Description of the task: Reproduce the listing below word for word, with no pictures.
======== Source material
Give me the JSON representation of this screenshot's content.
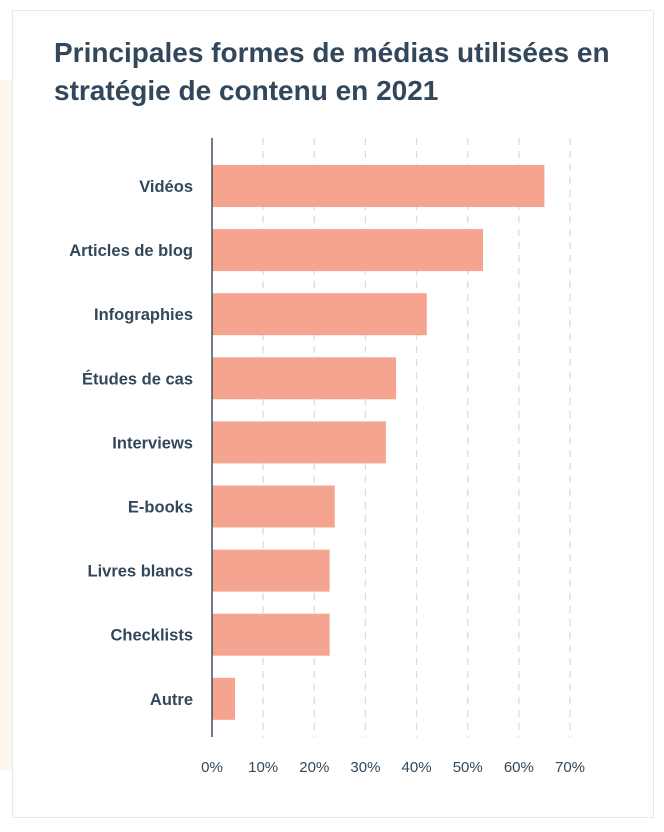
{
  "chart_data": {
    "type": "bar",
    "orientation": "horizontal",
    "title": "Principales formes de médias utilisées en stratégie de contenu en 2021",
    "categories": [
      "Vidéos",
      "Articles de blog",
      "Infographies",
      "Études de cas",
      "Interviews",
      "E-books",
      "Livres blancs",
      "Checklists",
      "Autre"
    ],
    "values": [
      65,
      53,
      42,
      36,
      34,
      24,
      23,
      23,
      4.5
    ],
    "xlim": [
      0,
      70
    ],
    "x_ticks": [
      "0%",
      "10%",
      "20%",
      "30%",
      "40%",
      "50%",
      "60%",
      "70%"
    ],
    "xlabel": "",
    "ylabel": "",
    "grid": "vertical dashed",
    "legend": "none",
    "colors": {
      "bar": "#f5a58f",
      "text": "#33475b",
      "axis": "#33475b",
      "grid": "#d7dde3"
    }
  }
}
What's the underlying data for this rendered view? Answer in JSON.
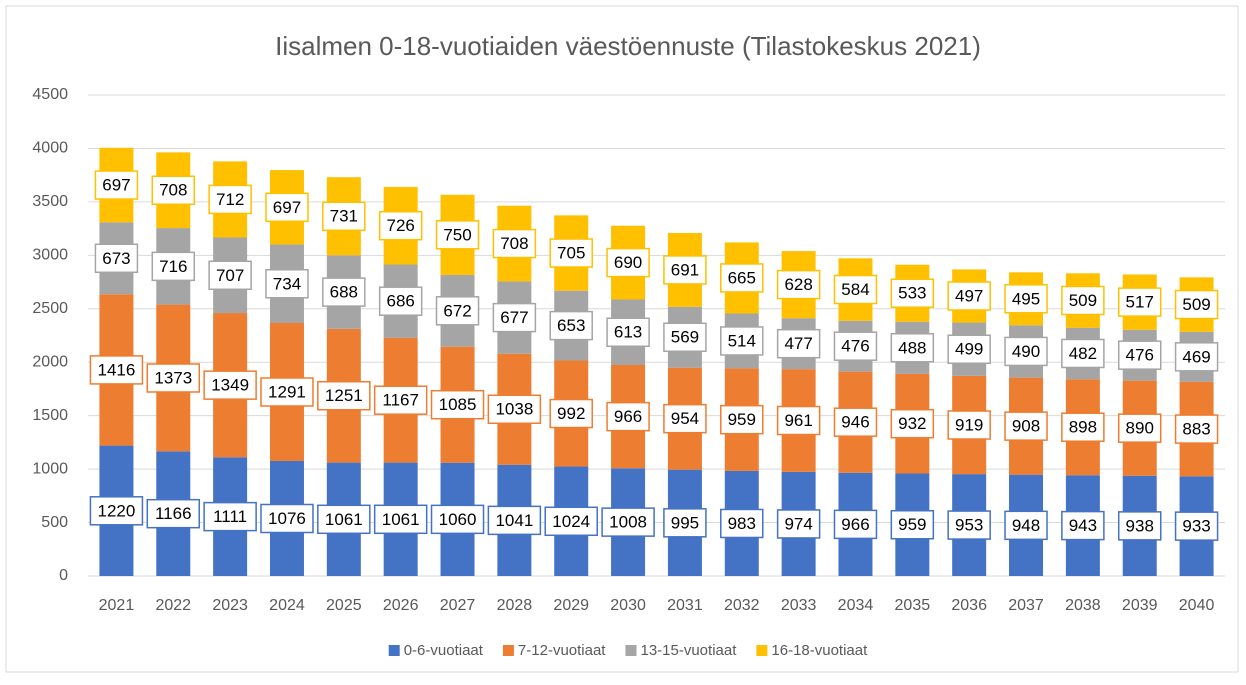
{
  "chart_data": {
    "type": "stacked_bar",
    "title": "Iisalmen 0-18-vuotiaiden väestöennuste (Tilastokeskus 2021)",
    "categories": [
      "2021",
      "2022",
      "2023",
      "2024",
      "2025",
      "2026",
      "2027",
      "2028",
      "2029",
      "2030",
      "2031",
      "2032",
      "2033",
      "2034",
      "2035",
      "2036",
      "2037",
      "2038",
      "2039",
      "2040"
    ],
    "series": [
      {
        "name": "0-6-vuotiaat",
        "color": "#4472c4",
        "values": [
          1220,
          1166,
          1111,
          1076,
          1061,
          1061,
          1060,
          1041,
          1024,
          1008,
          995,
          983,
          974,
          966,
          959,
          953,
          948,
          943,
          938,
          933
        ]
      },
      {
        "name": "7-12-vuotiaat",
        "color": "#ed7d31",
        "values": [
          1416,
          1373,
          1349,
          1291,
          1251,
          1167,
          1085,
          1038,
          992,
          966,
          954,
          959,
          961,
          946,
          932,
          919,
          908,
          898,
          890,
          883
        ]
      },
      {
        "name": "13-15-vuotiaat",
        "color": "#a5a5a5",
        "values": [
          673,
          716,
          707,
          734,
          688,
          686,
          672,
          677,
          653,
          613,
          569,
          514,
          477,
          476,
          488,
          499,
          490,
          482,
          476,
          469
        ]
      },
      {
        "name": "16-18-vuotiaat",
        "color": "#ffc000",
        "values": [
          697,
          708,
          712,
          697,
          731,
          726,
          750,
          708,
          705,
          690,
          691,
          665,
          628,
          584,
          533,
          497,
          495,
          509,
          517,
          509
        ]
      }
    ],
    "ylim": [
      0,
      4500
    ],
    "yticks": [
      0,
      500,
      1000,
      1500,
      2000,
      2500,
      3000,
      3500,
      4000,
      4500
    ],
    "grid": true,
    "legend": "bottom"
  }
}
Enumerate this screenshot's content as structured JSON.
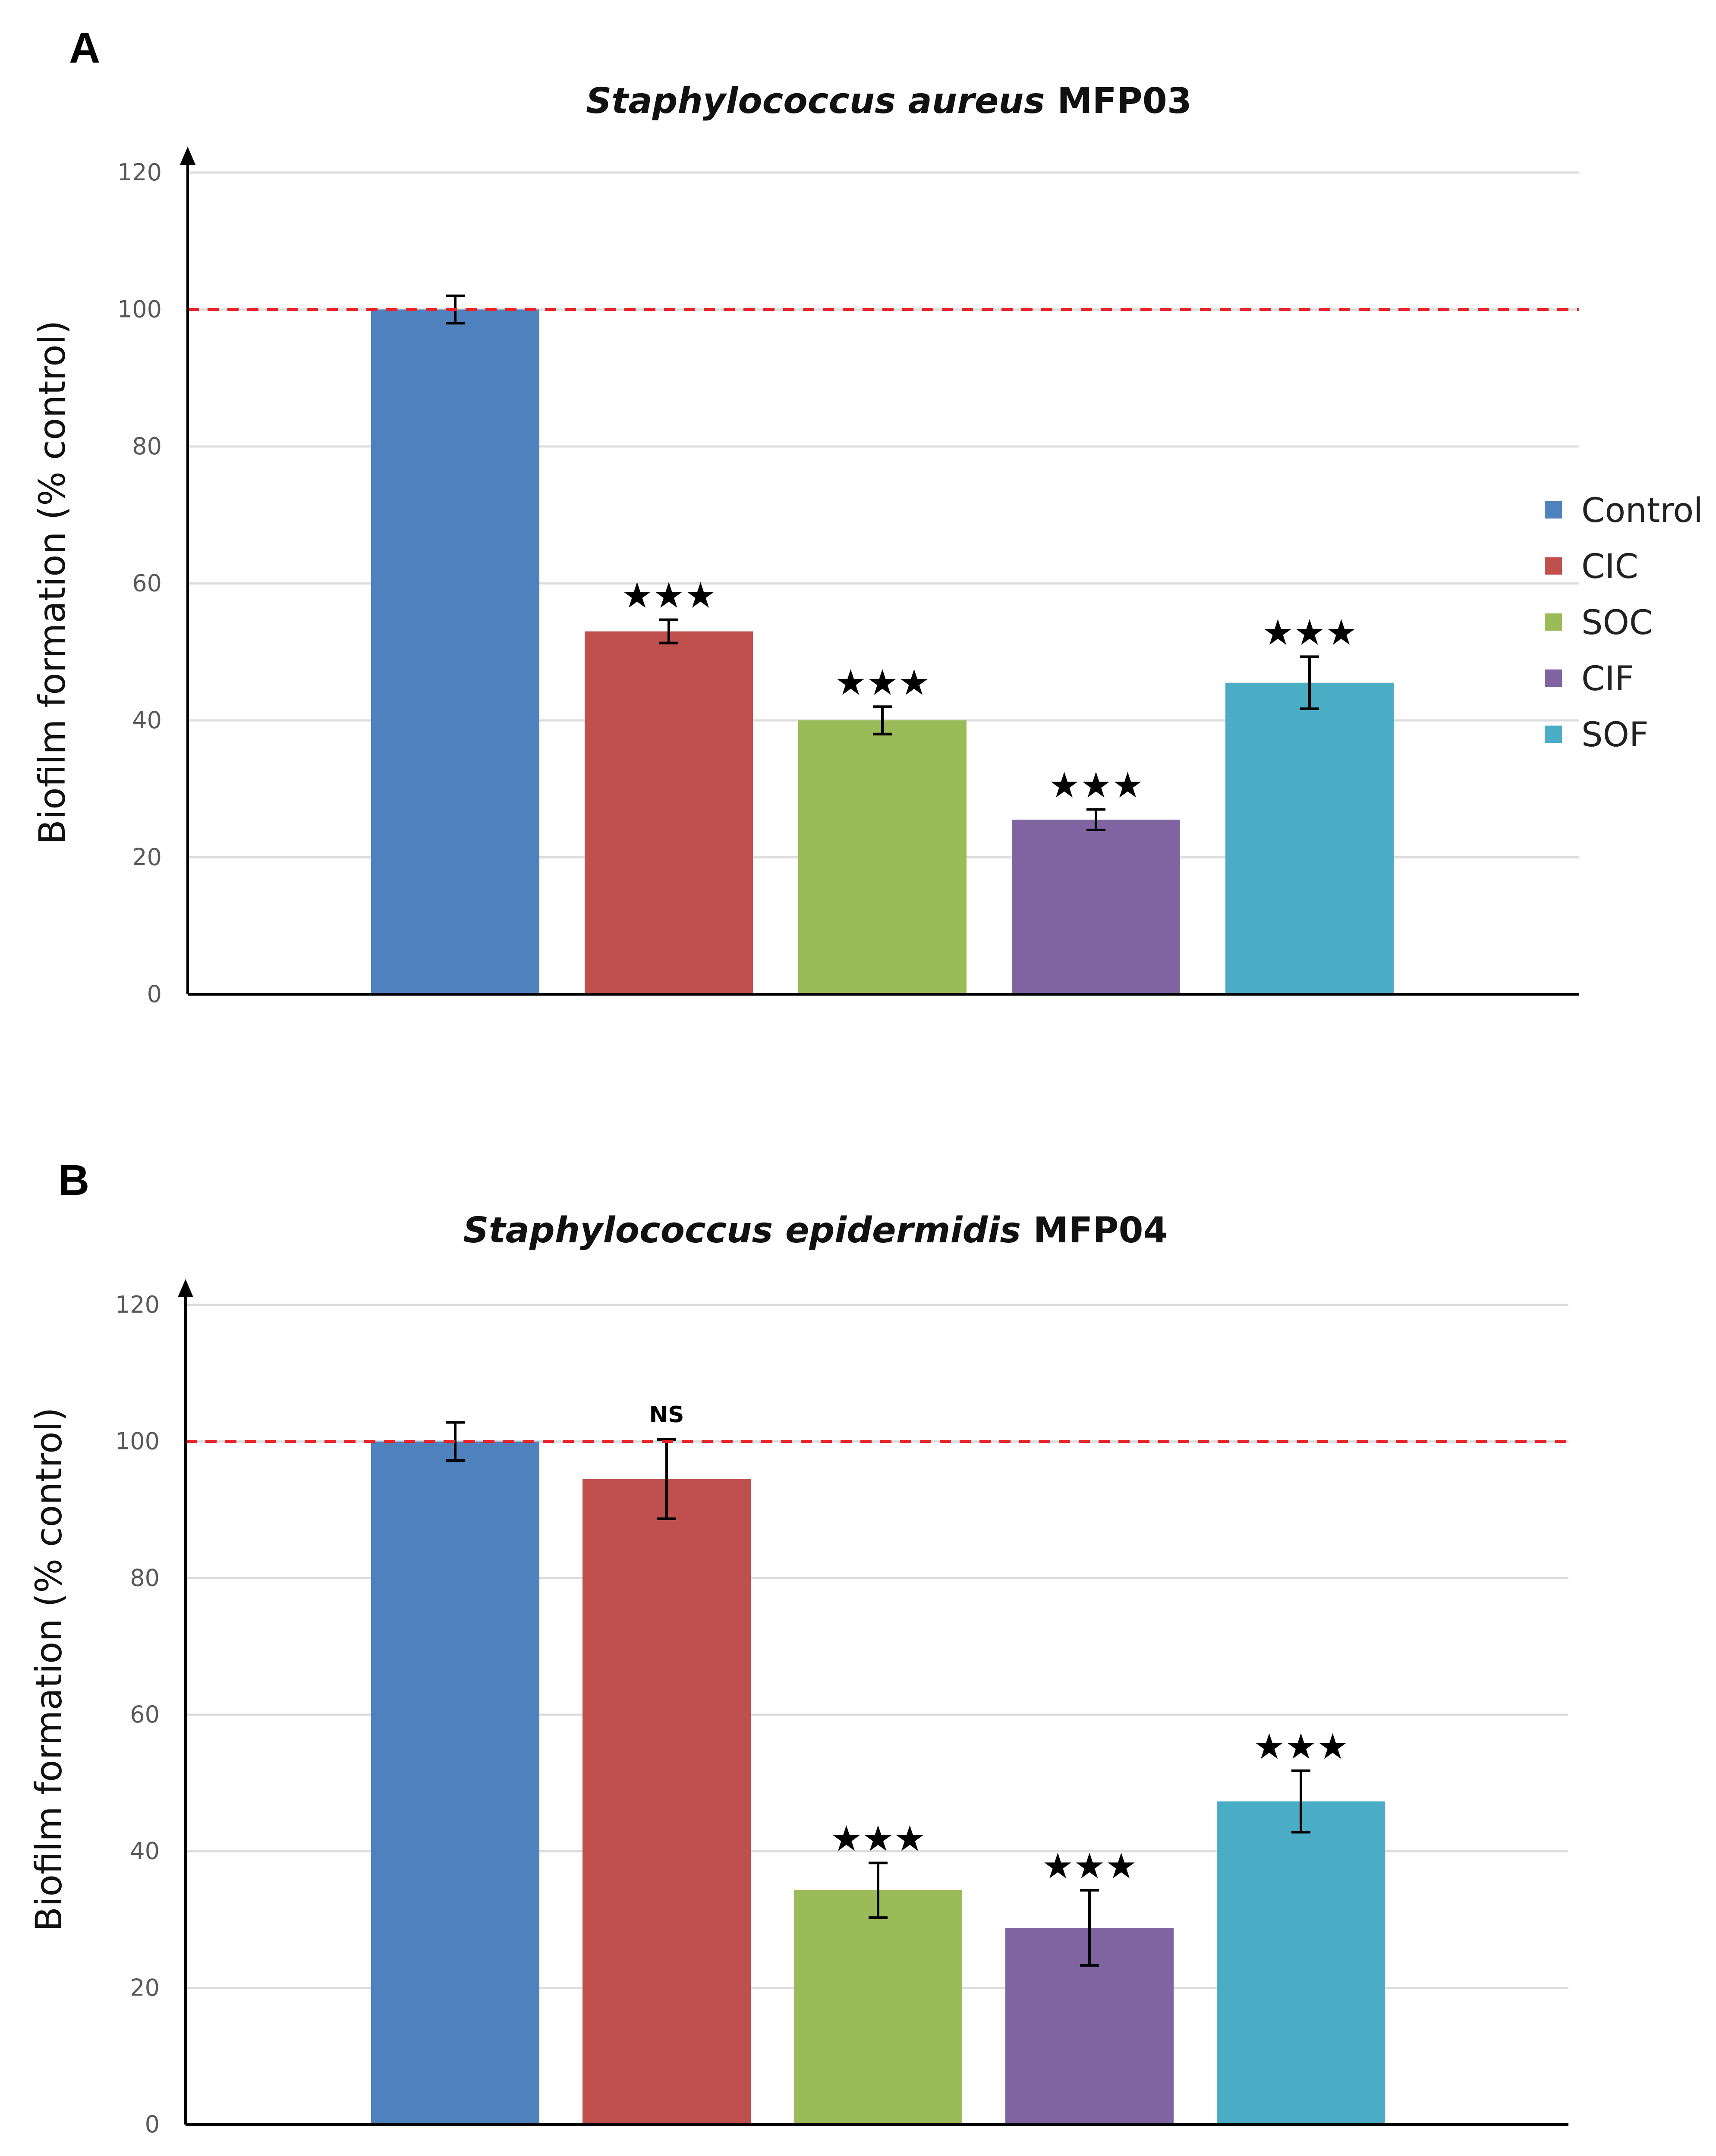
{
  "legend": {
    "items": [
      {
        "label": "Control",
        "color": "#4f81bd"
      },
      {
        "label": "CIC",
        "color": "#c0504d"
      },
      {
        "label": "SOC",
        "color": "#9bbb59"
      },
      {
        "label": "CIF",
        "color": "#8064a2"
      },
      {
        "label": "SOF",
        "color": "#4bacc6"
      }
    ]
  },
  "reference_line": {
    "value": 100,
    "color": "#e8232a"
  },
  "chart_data": [
    {
      "panel": "A",
      "type": "bar",
      "title": {
        "italic": "Staphylococcus aureus",
        "plain": "MFP03"
      },
      "xlabel": "",
      "ylabel": "Biofilm formation (% control)",
      "ylim": [
        0,
        120
      ],
      "yticks": [
        0,
        20,
        40,
        60,
        80,
        100,
        120
      ],
      "grid": true,
      "categories": [
        "Control",
        "CIC",
        "SOC",
        "CIF",
        "SOF"
      ],
      "values": [
        100,
        53,
        40,
        25.5,
        45.5
      ],
      "errors": [
        2,
        1.7,
        2,
        1.5,
        3.8
      ],
      "significance": [
        "",
        "★★★",
        "★★★",
        "★★★",
        "★★★"
      ]
    },
    {
      "panel": "B",
      "type": "bar",
      "title": {
        "italic": "Staphylococcus epidermidis",
        "plain": "MFP04"
      },
      "xlabel": "",
      "ylabel": "Biofilm formation (% control)",
      "ylim": [
        0,
        120
      ],
      "yticks": [
        0,
        20,
        40,
        60,
        80,
        100,
        120
      ],
      "grid": true,
      "categories": [
        "Control",
        "CIC",
        "SOC",
        "CIF",
        "SOF"
      ],
      "values": [
        100,
        94.5,
        34.3,
        28.8,
        47.3
      ],
      "errors": [
        2.8,
        5.8,
        4,
        5.5,
        4.5
      ],
      "significance": [
        "",
        "NS",
        "★★★",
        "★★★",
        "★★★"
      ]
    }
  ]
}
================
Finished answer:
Give me the JSON representation of this screenshot's content.
{
  "chart_data": {
    "type": "bar",
    "orientation": "horizontal",
    "title": "Principales formes de médias utilisées en stratégie de contenu en 2021",
    "categories": [
      "Vidéos",
      "Articles de blog",
      "Infographies",
      "Études de cas",
      "Interviews",
      "E-books",
      "Livres blancs",
      "Checklists",
      "Autre"
    ],
    "values": [
      65,
      53,
      42,
      36,
      34,
      24,
      23,
      23,
      4.5
    ],
    "xlim": [
      0,
      70
    ],
    "x_ticks": [
      "0%",
      "10%",
      "20%",
      "30%",
      "40%",
      "50%",
      "60%",
      "70%"
    ],
    "xlabel": "",
    "ylabel": "",
    "grid": "vertical dashed",
    "legend": "none",
    "colors": {
      "bar": "#f5a58f",
      "text": "#33475b",
      "axis": "#33475b",
      "grid": "#d7dde3"
    }
  }
}
What's the underlying data for this rendered view? Answer in JSON.
{
  "chart_data": {
    "type": "stacked_bar",
    "title": "Iisalmen 0-18-vuotiaiden väestöennuste (Tilastokeskus 2021)",
    "categories": [
      "2021",
      "2022",
      "2023",
      "2024",
      "2025",
      "2026",
      "2027",
      "2028",
      "2029",
      "2030",
      "2031",
      "2032",
      "2033",
      "2034",
      "2035",
      "2036",
      "2037",
      "2038",
      "2039",
      "2040"
    ],
    "series": [
      {
        "name": "0-6-vuotiaat",
        "color": "#4472c4",
        "values": [
          1220,
          1166,
          1111,
          1076,
          1061,
          1061,
          1060,
          1041,
          1024,
          1008,
          995,
          983,
          974,
          966,
          959,
          953,
          948,
          943,
          938,
          933
        ]
      },
      {
        "name": "7-12-vuotiaat",
        "color": "#ed7d31",
        "values": [
          1416,
          1373,
          1349,
          1291,
          1251,
          1167,
          1085,
          1038,
          992,
          966,
          954,
          959,
          961,
          946,
          932,
          919,
          908,
          898,
          890,
          883
        ]
      },
      {
        "name": "13-15-vuotiaat",
        "color": "#a5a5a5",
        "values": [
          673,
          716,
          707,
          734,
          688,
          686,
          672,
          677,
          653,
          613,
          569,
          514,
          477,
          476,
          488,
          499,
          490,
          482,
          476,
          469
        ]
      },
      {
        "name": "16-18-vuotiaat",
        "color": "#ffc000",
        "values": [
          697,
          708,
          712,
          697,
          731,
          726,
          750,
          708,
          705,
          690,
          691,
          665,
          628,
          584,
          533,
          497,
          495,
          509,
          517,
          509
        ]
      }
    ],
    "ylim": [
      0,
      4500
    ],
    "yticks": [
      0,
      500,
      1000,
      1500,
      2000,
      2500,
      3000,
      3500,
      4000,
      4500
    ],
    "grid": true,
    "legend": "bottom"
  }
}
Enumerate this screenshot's content as structured JSON.
{
  "legend": {
    "items": [
      {
        "label": "Control",
        "color": "#4f81bd"
      },
      {
        "label": "CIC",
        "color": "#c0504d"
      },
      {
        "label": "SOC",
        "color": "#9bbb59"
      },
      {
        "label": "CIF",
        "color": "#8064a2"
      },
      {
        "label": "SOF",
        "color": "#4bacc6"
      }
    ]
  },
  "reference_line": {
    "value": 100,
    "color": "#e8232a"
  },
  "chart_data": [
    {
      "panel": "A",
      "type": "bar",
      "title": {
        "italic": "Staphylococcus aureus",
        "plain": "MFP03"
      },
      "xlabel": "",
      "ylabel": "Biofilm formation (% control)",
      "ylim": [
        0,
        120
      ],
      "yticks": [
        0,
        20,
        40,
        60,
        80,
        100,
        120
      ],
      "grid": true,
      "categories": [
        "Control",
        "CIC",
        "SOC",
        "CIF",
        "SOF"
      ],
      "values": [
        100,
        53,
        40,
        25.5,
        45.5
      ],
      "errors": [
        2,
        1.7,
        2,
        1.5,
        3.8
      ],
      "significance": [
        "",
        "★★★",
        "★★★",
        "★★★",
        "★★★"
      ]
    },
    {
      "panel": "B",
      "type": "bar",
      "title": {
        "italic": "Staphylococcus epidermidis",
        "plain": "MFP04"
      },
      "xlabel": "",
      "ylabel": "Biofilm formation (% control)",
      "ylim": [
        0,
        120
      ],
      "yticks": [
        0,
        20,
        40,
        60,
        80,
        100,
        120
      ],
      "grid": true,
      "categories": [
        "Control",
        "CIC",
        "SOC",
        "CIF",
        "SOF"
      ],
      "values": [
        100,
        94.5,
        34.3,
        28.8,
        47.3
      ],
      "errors": [
        2.8,
        5.8,
        4,
        5.5,
        4.5
      ],
      "significance": [
        "",
        "NS",
        "★★★",
        "★★★",
        "★★★"
      ]
    }
  ]
}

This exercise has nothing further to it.